▶ SHORT TASK
Write out the listing below without alteration, omitting its pictures.

***

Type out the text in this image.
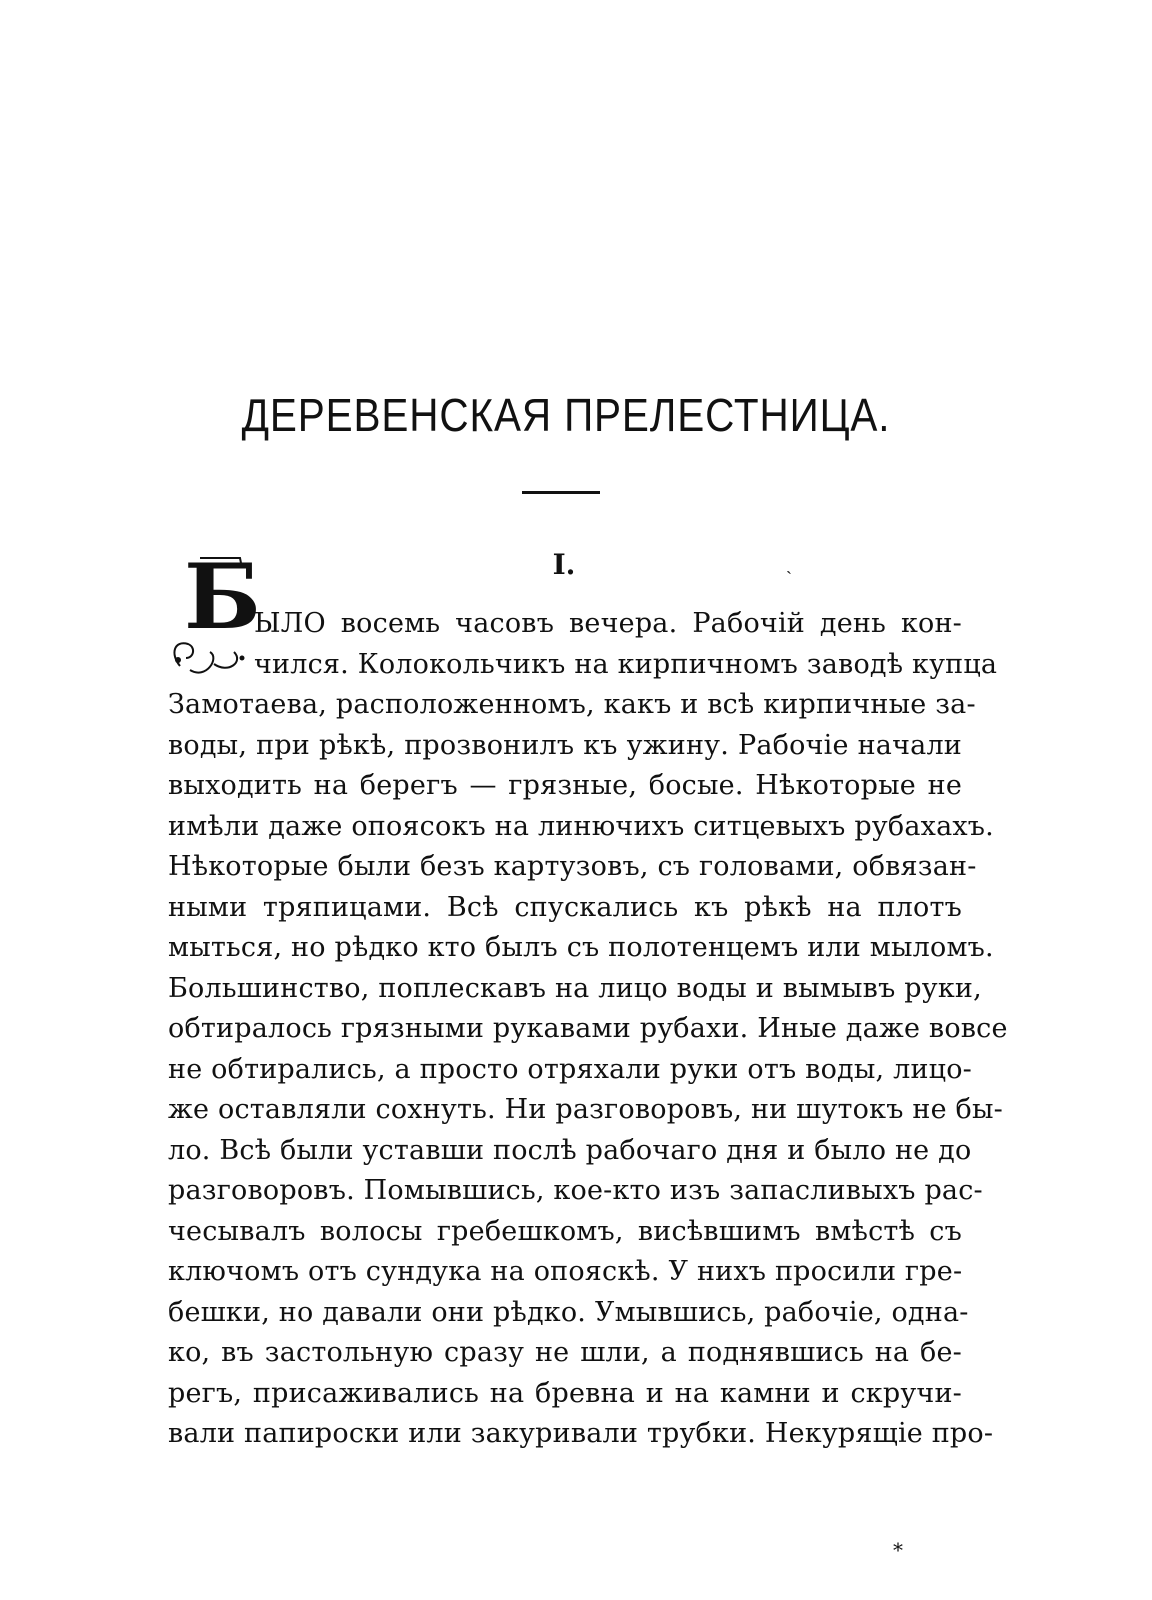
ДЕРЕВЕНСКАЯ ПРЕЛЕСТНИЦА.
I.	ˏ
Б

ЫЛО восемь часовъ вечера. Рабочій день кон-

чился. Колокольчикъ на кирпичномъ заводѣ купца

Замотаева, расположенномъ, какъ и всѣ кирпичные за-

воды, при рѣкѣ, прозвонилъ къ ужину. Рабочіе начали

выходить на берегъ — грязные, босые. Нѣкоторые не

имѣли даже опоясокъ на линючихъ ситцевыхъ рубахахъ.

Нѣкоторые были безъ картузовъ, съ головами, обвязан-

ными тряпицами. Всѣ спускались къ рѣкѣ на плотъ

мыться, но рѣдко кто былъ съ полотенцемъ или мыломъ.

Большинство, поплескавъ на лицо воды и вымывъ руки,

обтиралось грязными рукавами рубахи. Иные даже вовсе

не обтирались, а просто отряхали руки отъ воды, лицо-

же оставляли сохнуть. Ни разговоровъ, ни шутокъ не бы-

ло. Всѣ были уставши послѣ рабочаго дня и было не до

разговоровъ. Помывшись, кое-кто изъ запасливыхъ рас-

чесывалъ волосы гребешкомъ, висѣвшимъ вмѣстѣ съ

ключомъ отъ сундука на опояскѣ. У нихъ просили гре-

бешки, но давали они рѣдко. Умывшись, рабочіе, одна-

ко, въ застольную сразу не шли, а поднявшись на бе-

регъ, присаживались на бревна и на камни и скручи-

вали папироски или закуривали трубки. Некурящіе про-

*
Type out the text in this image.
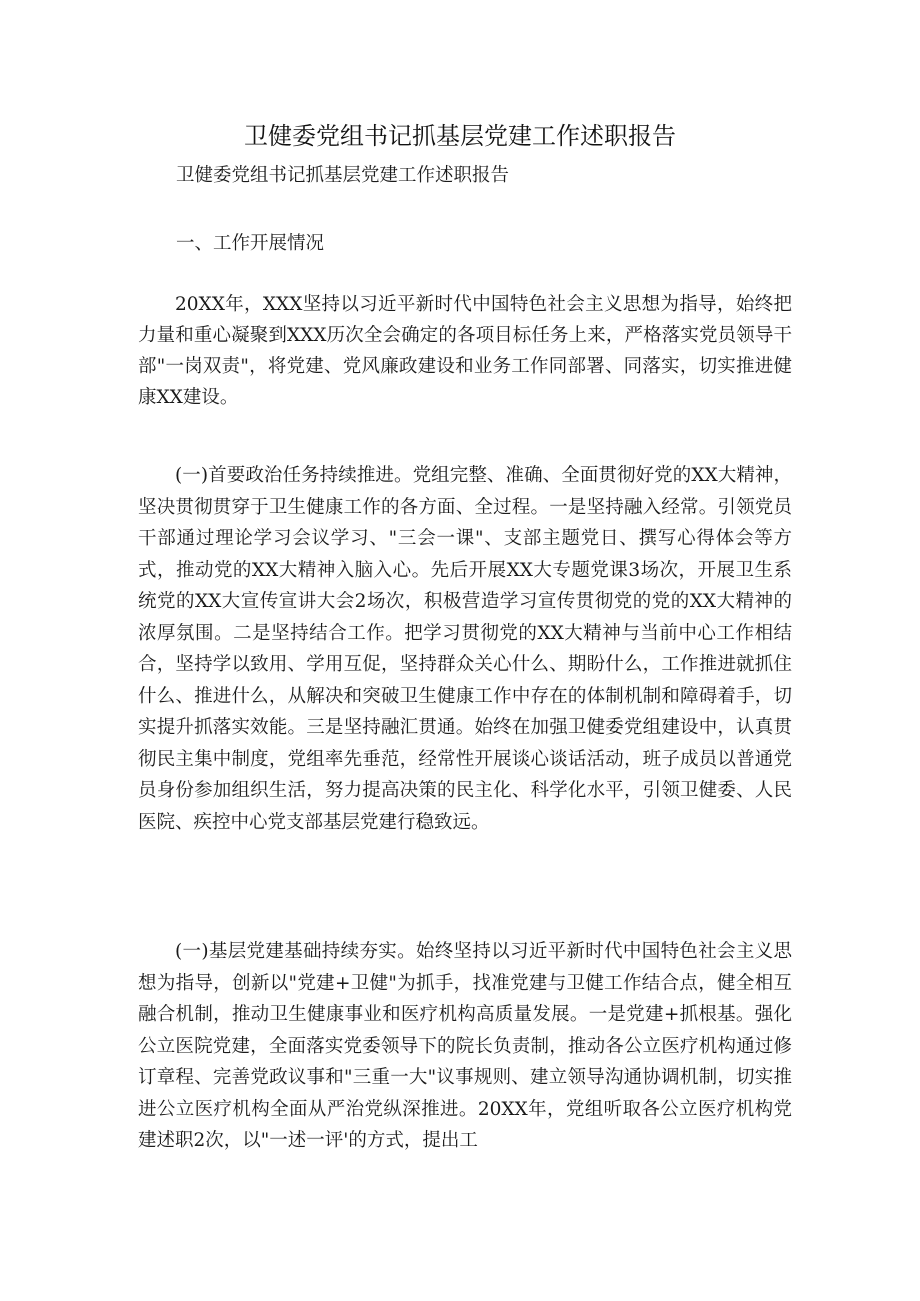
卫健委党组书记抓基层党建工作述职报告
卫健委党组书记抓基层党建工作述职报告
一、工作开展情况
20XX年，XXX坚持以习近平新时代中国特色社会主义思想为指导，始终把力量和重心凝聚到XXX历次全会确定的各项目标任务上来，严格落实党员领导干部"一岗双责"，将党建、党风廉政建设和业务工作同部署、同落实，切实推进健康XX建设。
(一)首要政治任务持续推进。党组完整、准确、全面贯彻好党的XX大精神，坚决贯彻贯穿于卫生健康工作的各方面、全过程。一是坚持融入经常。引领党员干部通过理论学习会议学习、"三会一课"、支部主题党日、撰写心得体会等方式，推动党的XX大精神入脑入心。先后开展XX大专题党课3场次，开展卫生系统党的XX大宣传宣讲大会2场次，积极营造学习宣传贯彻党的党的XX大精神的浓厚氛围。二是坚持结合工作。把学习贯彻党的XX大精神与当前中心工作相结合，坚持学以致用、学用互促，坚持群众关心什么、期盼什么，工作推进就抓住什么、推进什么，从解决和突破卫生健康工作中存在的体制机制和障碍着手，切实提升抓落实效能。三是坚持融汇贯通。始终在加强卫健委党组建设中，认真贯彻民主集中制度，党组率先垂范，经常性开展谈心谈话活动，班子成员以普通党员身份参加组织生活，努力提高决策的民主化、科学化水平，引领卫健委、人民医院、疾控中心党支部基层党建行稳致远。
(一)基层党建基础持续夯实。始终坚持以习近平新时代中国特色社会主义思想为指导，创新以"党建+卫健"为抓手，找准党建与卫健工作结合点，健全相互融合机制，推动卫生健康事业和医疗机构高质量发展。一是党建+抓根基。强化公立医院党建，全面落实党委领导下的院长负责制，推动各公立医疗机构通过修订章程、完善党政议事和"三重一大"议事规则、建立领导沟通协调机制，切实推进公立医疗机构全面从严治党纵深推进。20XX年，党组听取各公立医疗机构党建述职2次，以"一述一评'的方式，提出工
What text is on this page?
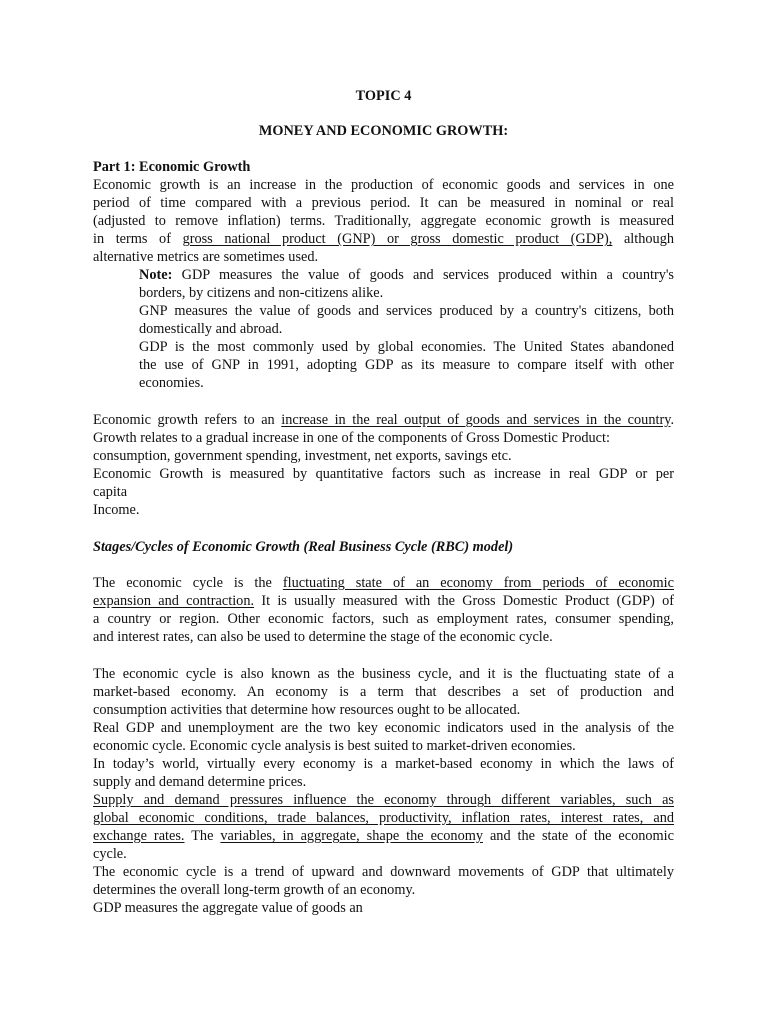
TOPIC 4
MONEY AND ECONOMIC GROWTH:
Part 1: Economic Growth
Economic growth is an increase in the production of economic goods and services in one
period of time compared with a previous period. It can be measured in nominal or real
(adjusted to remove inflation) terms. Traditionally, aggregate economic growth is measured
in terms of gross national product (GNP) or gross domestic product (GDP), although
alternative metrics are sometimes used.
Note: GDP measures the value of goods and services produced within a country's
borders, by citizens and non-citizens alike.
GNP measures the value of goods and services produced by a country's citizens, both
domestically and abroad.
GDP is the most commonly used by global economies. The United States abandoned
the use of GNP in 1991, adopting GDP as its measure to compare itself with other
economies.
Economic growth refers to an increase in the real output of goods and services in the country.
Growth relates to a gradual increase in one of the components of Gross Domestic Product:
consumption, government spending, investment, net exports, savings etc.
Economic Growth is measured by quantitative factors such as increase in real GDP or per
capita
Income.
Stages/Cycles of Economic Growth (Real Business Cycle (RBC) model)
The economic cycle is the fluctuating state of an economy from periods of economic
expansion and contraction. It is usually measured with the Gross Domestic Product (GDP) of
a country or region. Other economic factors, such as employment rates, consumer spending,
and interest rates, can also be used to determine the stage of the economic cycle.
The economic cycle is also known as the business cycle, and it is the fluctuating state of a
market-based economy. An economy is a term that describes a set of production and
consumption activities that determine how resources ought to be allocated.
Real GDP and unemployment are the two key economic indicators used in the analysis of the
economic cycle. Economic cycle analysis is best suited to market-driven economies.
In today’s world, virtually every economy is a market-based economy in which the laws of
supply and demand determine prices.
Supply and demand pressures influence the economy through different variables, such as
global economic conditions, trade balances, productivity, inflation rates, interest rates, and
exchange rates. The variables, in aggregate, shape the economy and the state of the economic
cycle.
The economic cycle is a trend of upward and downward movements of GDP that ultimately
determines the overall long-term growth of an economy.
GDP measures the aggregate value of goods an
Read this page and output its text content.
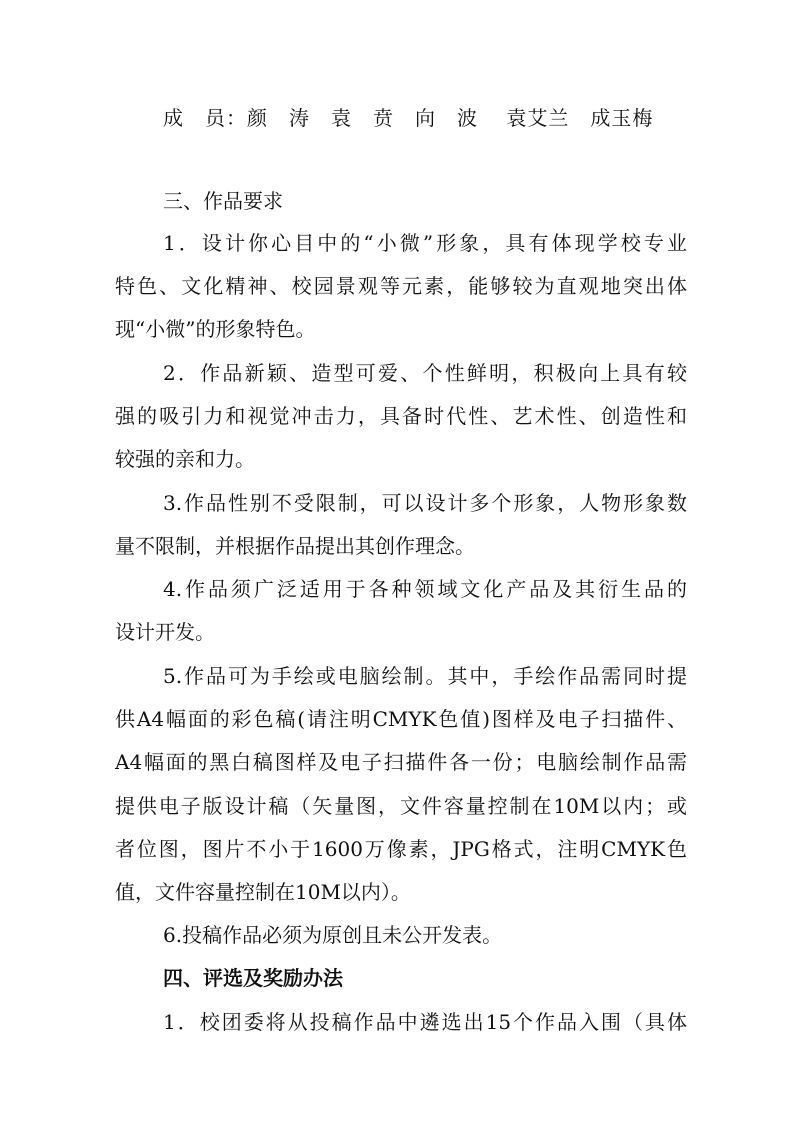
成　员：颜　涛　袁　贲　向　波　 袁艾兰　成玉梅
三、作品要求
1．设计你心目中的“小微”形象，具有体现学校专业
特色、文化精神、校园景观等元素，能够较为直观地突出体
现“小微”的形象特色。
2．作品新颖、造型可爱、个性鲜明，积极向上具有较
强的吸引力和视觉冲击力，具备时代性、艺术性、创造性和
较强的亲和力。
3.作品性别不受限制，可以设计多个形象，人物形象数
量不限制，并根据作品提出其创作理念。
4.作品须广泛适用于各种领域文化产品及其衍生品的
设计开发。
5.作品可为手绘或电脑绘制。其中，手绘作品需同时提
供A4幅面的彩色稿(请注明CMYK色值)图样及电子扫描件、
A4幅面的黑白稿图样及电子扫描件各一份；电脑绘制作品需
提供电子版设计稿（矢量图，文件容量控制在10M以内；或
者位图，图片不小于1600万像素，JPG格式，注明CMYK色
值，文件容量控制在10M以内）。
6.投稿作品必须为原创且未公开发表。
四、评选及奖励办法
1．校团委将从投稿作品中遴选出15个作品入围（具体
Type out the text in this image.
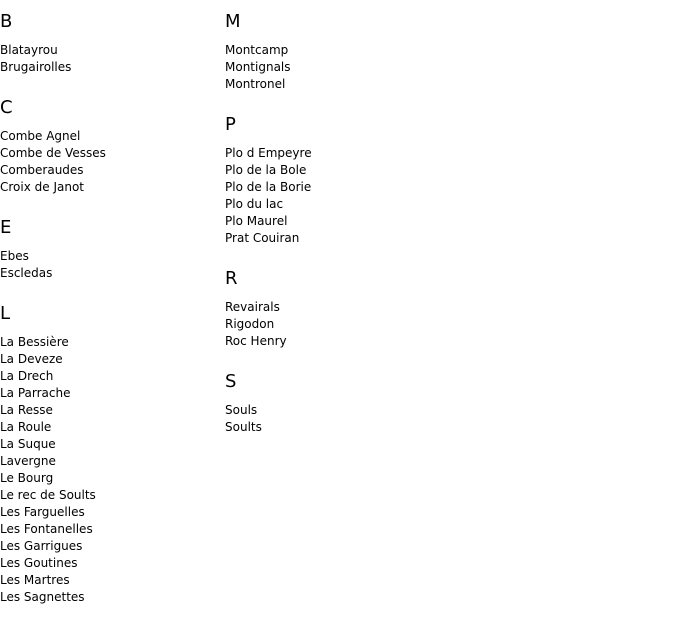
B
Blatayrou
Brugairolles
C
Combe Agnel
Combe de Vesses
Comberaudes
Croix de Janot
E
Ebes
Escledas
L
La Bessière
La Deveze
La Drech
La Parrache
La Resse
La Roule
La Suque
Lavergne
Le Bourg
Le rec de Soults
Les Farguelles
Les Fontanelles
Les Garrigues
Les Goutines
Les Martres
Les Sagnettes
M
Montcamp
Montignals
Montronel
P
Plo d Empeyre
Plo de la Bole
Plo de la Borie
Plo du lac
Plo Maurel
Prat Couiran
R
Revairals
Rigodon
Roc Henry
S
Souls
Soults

***

▶ RESPONSE TO THIS TASK
Type out the text in this image.
ДЕРЕВЕНСКАЯ ПРЕЛЕСТНИЦА.
I.	ˏ
Б

ЫЛО восемь часовъ вечера. Рабочій день кон-

чился. Колокольчикъ на кирпичномъ заводѣ купца

Замотаева, расположенномъ, какъ и всѣ кирпичные за-

воды, при рѣкѣ, прозвонилъ къ ужину. Рабочіе начали

выходить на берегъ — грязные, босые. Нѣкоторые не

имѣли даже опоясокъ на линючихъ ситцевыхъ рубахахъ.

Нѣкоторые были безъ картузовъ, съ головами, обвязан-

ными тряпицами. Всѣ спускались къ рѣкѣ на плотъ

мыться, но рѣдко кто былъ съ полотенцемъ или мыломъ.

Большинство, поплескавъ на лицо воды и вымывъ руки,

обтиралось грязными рукавами рубахи. Иные даже вовсе

не обтирались, а просто отряхали руки отъ воды, лицо-

же оставляли сохнуть. Ни разговоровъ, ни шутокъ не бы-

ло. Всѣ были уставши послѣ рабочаго дня и было не до

разговоровъ. Помывшись, кое-кто изъ запасливыхъ рас-

чесывалъ волосы гребешкомъ, висѣвшимъ вмѣстѣ съ

ключомъ отъ сундука на опояскѣ. У нихъ просили гре-

бешки, но давали они рѣдко. Умывшись, рабочіе, одна-

ко, въ застольную сразу не шли, а поднявшись на бе-

регъ, присаживались на бревна и на камни и скручи-

вали папироски или закуривали трубки. Некурящіе про-

*
Type out the text in this image.
卫健委党组书记抓基层党建工作述职报告
卫健委党组书记抓基层党建工作述职报告
一、工作开展情况
20XX年，XXX坚持以习近平新时代中国特色社会主义思想为指导，始终把力量和重心凝聚到XXX历次全会确定的各项目标任务上来，严格落实党员领导干部"一岗双责"，将党建、党风廉政建设和业务工作同部署、同落实，切实推进健康XX建设。
(一)首要政治任务持续推进。党组完整、准确、全面贯彻好党的XX大精神，坚决贯彻贯穿于卫生健康工作的各方面、全过程。一是坚持融入经常。引领党员干部通过理论学习会议学习、"三会一课"、支部主题党日、撰写心得体会等方式，推动党的XX大精神入脑入心。先后开展XX大专题党课3场次，开展卫生系统党的XX大宣传宣讲大会2场次，积极营造学习宣传贯彻党的党的XX大精神的浓厚氛围。二是坚持结合工作。把学习贯彻党的XX大精神与当前中心工作相结合，坚持学以致用、学用互促，坚持群众关心什么、期盼什么，工作推进就抓住什么、推进什么，从解决和突破卫生健康工作中存在的体制机制和障碍着手，切实提升抓落实效能。三是坚持融汇贯通。始终在加强卫健委党组建设中，认真贯彻民主集中制度，党组率先垂范，经常性开展谈心谈话活动，班子成员以普通党员身份参加组织生活，努力提高决策的民主化、科学化水平，引领卫健委、人民医院、疾控中心党支部基层党建行稳致远。
(一)基层党建基础持续夯实。始终坚持以习近平新时代中国特色社会主义思想为指导，创新以"党建+卫健"为抓手，找准党建与卫健工作结合点，健全相互融合机制，推动卫生健康事业和医疗机构高质量发展。一是党建+抓根基。强化公立医院党建，全面落实党委领导下的院长负责制，推动各公立医疗机构通过修订章程、完善党政议事和"三重一大"议事规则、建立领导沟通协调机制，切实推进公立医疗机构全面从严治党纵深推进。20XX年，党组听取各公立医疗机构党建述职2次，以"一述一评'的方式，提出工
What text is on this page?
TOPIC 4
MONEY AND ECONOMIC GROWTH:
Part 1: Economic Growth
Economic growth is an increase in the production of economic goods and services in one
period of time compared with a previous period. It can be measured in nominal or real
(adjusted to remove inflation) terms. Traditionally, aggregate economic growth is measured
in terms of gross national product (GNP) or gross domestic product (GDP), although
alternative metrics are sometimes used.
Note: GDP measures the value of goods and services produced within a country's
borders, by citizens and non-citizens alike.
GNP measures the value of goods and services produced by a country's citizens, both
domestically and abroad.
GDP is the most commonly used by global economies. The United States abandoned
the use of GNP in 1991, adopting GDP as its measure to compare itself with other
economies.
Economic growth refers to an increase in the real output of goods and services in the country.
Growth relates to a gradual increase in one of the components of Gross Domestic Product:
consumption, government spending, investment, net exports, savings etc.
Economic Growth is measured by quantitative factors such as increase in real GDP or per
capita
Income.
Stages/Cycles of Economic Growth (Real Business Cycle (RBC) model)
The economic cycle is the fluctuating state of an economy from periods of economic
expansion and contraction. It is usually measured with the Gross Domestic Product (GDP) of
a country or region. Other economic factors, such as employment rates, consumer spending,
and interest rates, can also be used to determine the stage of the economic cycle.
The economic cycle is also known as the business cycle, and it is the fluctuating state of a
market-based economy. An economy is a term that describes a set of production and
consumption activities that determine how resources ought to be allocated.
Real GDP and unemployment are the two key economic indicators used in the analysis of the
economic cycle. Economic cycle analysis is best suited to market-driven economies.
In today’s world, virtually every economy is a market-based economy in which the laws of
supply and demand determine prices.
Supply and demand pressures influence the economy through different variables, such as
global economic conditions, trade balances, productivity, inflation rates, interest rates, and
exchange rates. The variables, in aggregate, shape the economy and the state of the economic
cycle.
The economic cycle is a trend of upward and downward movements of GDP that ultimately
determines the overall long-term growth of an economy.
GDP measures the aggregate value of goods an
Read this page and output its text content.
成　员：颜　涛　袁　贲　向　波　 袁艾兰　成玉梅
三、作品要求
1．设计你心目中的“小微”形象，具有体现学校专业
特色、文化精神、校园景观等元素，能够较为直观地突出体
现“小微”的形象特色。
2．作品新颖、造型可爱、个性鲜明，积极向上具有较
强的吸引力和视觉冲击力，具备时代性、艺术性、创造性和
较强的亲和力。
3.作品性别不受限制，可以设计多个形象，人物形象数
量不限制，并根据作品提出其创作理念。
4.作品须广泛适用于各种领域文化产品及其衍生品的
设计开发。
5.作品可为手绘或电脑绘制。其中，手绘作品需同时提
供A4幅面的彩色稿(请注明CMYK色值)图样及电子扫描件、
A4幅面的黑白稿图样及电子扫描件各一份；电脑绘制作品需
提供电子版设计稿（矢量图，文件容量控制在10M以内；或
者位图，图片不小于1600万像素，JPG格式，注明CMYK色
值，文件容量控制在10M以内）。
6.投稿作品必须为原创且未公开发表。
四、评选及奖励办法
1．校团委将从投稿作品中遴选出15个作品入围（具体
Type out the text in this image.
B
Blatayrou
Brugairolles
C
Combe Agnel
Combe de Vesses
Comberaudes
Croix de Janot
E
Ebes
Escledas
L
La Bessière
La Deveze
La Drech
La Parrache
La Resse
La Roule
La Suque
Lavergne
Le Bourg
Le rec de Soults
Les Farguelles
Les Fontanelles
Les Garrigues
Les Goutines
Les Martres
Les Sagnettes
M
Montcamp
Montignals
Montronel
P
Plo d Empeyre
Plo de la Bole
Plo de la Borie
Plo du lac
Plo Maurel
Prat Couiran
R
Revairals
Rigodon
Roc Henry
S
Souls
Soults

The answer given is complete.